- Text provided:
══════════
R/GameDayPlays.R

utils::globalVariables("event")

#' @title An object containing play-by-play data
#' 
#' @description A data set that contains play-by-play information returned by \code{\link{getData}}
#' 
#' @format A \code{\link{GameDayPlays}} object. This is a \code{\link{tbl_df}} and 
#' \code{\link{data.frame}} with 62 columns. The columns are as follows:
#'      \describe{
#'        \item{pitcherId}{The MLBAM id of the pitcher}
#'        \item{batterId}{The MLBAM id of the batter}
#'         \item{field_teamId}{The MLBAM id of the fielding team}
#'         \item{ab_num}{The chronological number of the plate appearance}
#'         \item{inning}{The inning number}
#'         \item{half}{Indicates which half of the inning (i.e. top or bottom)}
#'         \item{balls}{The number of balls at the end of the plate appearance}
#'         \item{strikes}{The number of strikes at the end of the plate appearance}
#'         \item{endOuts}{The number of outs at the end of the plate appearance}
#'         \item{event}{The result of the plate appearance (e.g. Single, Walk, Grounded Into DP)}
#'         \item{actionID}{NA}
#'         \item{description}{A description of the result of the plate appearance}
#'         \item{stand}{The handedness of the batter during the plate appearance}
#'         \item{throws}{The handedness of the pitcher}
#'         \item{runnerMovement}{A coded description of movement of all base runners during the plate appearance}
#'         \item{x}{For balls in play, the MLBAM x-coordinate of where the ball 
#'         is first touched. Note that 0 is the far left hand edge of the 
#'         stadium image file. (NA for balls not in play)}
#'         \item{y}{For balls in play, the MLBAM y-coordinate of where the ball 
#'         is first touched. Note that 0 is the top of the stadium image file.
══════════
- Supplied material:
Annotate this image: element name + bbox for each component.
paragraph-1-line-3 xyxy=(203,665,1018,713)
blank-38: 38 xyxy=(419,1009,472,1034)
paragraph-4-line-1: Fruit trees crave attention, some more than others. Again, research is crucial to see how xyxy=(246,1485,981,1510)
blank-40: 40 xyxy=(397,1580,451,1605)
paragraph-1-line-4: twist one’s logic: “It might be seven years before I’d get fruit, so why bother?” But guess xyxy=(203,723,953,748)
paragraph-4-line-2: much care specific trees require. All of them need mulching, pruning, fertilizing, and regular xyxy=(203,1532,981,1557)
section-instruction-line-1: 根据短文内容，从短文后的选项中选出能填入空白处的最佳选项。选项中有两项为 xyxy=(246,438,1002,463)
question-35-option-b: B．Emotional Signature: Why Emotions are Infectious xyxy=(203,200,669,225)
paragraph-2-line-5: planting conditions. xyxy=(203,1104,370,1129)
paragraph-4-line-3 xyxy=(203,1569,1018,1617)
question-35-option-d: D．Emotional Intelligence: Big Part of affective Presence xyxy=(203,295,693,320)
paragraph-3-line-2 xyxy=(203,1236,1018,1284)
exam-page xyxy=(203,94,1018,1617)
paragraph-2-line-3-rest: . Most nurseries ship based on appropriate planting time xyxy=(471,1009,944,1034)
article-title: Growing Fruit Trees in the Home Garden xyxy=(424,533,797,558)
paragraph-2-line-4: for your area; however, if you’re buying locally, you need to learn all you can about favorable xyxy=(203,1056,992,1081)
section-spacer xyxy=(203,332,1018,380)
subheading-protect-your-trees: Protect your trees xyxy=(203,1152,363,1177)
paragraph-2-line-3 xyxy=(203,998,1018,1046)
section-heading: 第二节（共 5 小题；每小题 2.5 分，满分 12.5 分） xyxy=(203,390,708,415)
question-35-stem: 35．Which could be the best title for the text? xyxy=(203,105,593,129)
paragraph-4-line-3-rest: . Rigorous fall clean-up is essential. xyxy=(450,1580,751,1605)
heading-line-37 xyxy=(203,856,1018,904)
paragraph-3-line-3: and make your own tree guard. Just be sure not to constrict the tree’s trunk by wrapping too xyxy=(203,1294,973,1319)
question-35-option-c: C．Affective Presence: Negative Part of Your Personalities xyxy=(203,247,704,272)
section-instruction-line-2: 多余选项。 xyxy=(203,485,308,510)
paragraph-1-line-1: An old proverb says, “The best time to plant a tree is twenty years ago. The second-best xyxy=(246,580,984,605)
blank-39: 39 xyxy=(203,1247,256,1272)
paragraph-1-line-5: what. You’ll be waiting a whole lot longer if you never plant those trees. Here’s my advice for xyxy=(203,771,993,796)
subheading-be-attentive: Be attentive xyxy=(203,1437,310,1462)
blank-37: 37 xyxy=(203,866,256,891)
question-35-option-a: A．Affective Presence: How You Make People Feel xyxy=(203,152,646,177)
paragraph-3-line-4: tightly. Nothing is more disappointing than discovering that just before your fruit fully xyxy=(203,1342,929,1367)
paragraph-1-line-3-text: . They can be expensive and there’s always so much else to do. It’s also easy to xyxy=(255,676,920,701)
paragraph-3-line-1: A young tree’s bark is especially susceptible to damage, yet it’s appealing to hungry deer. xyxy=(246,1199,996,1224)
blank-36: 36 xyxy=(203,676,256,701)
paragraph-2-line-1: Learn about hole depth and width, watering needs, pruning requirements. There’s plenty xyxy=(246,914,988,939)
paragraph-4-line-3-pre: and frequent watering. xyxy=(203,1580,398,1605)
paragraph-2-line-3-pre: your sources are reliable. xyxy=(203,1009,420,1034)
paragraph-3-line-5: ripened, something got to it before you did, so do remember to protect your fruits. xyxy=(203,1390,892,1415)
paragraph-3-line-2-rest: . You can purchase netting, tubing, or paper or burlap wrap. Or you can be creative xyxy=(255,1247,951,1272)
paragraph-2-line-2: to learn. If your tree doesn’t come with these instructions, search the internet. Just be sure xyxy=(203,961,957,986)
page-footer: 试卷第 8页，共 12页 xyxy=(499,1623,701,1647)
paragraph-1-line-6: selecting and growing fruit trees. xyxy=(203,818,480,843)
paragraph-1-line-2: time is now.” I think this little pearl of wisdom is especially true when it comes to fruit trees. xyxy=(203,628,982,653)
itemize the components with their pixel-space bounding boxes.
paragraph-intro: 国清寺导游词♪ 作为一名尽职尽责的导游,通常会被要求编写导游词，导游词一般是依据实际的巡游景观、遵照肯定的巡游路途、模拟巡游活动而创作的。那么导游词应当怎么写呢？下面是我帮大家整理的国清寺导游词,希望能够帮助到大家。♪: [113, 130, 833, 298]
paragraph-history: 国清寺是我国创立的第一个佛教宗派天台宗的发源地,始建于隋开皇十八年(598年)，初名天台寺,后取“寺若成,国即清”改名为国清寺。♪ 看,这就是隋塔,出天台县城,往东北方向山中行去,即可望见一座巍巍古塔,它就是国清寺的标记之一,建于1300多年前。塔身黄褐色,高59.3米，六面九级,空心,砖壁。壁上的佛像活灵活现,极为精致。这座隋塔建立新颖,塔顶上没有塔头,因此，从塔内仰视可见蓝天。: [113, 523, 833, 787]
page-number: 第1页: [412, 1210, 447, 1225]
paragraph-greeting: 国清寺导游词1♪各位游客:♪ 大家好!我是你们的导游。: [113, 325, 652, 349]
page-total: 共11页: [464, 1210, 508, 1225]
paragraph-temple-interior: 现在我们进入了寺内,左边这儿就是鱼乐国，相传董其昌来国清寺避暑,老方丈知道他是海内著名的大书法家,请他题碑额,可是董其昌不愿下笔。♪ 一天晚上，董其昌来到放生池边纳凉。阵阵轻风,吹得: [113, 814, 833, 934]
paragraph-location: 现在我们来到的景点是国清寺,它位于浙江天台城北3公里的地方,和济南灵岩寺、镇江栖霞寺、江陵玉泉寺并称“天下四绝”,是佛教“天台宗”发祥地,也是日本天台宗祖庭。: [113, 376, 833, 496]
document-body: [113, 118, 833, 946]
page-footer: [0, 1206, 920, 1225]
══════════
- Problem requirements:
Summarize the GameDayPlays documentation in two sentences.

- Result for this task:
GameDayPlays is a data set of play-by-play information returned by getData, stored as a tbl_df and data.frame with 62 columns. Its columns include the MLBAM ids of the pitcher, batter and fielding team, the inning and its half, the balls, strikes and outs at the end of each plate appearance, the result of the plate appearance, and the handedness of the batter and pitcher.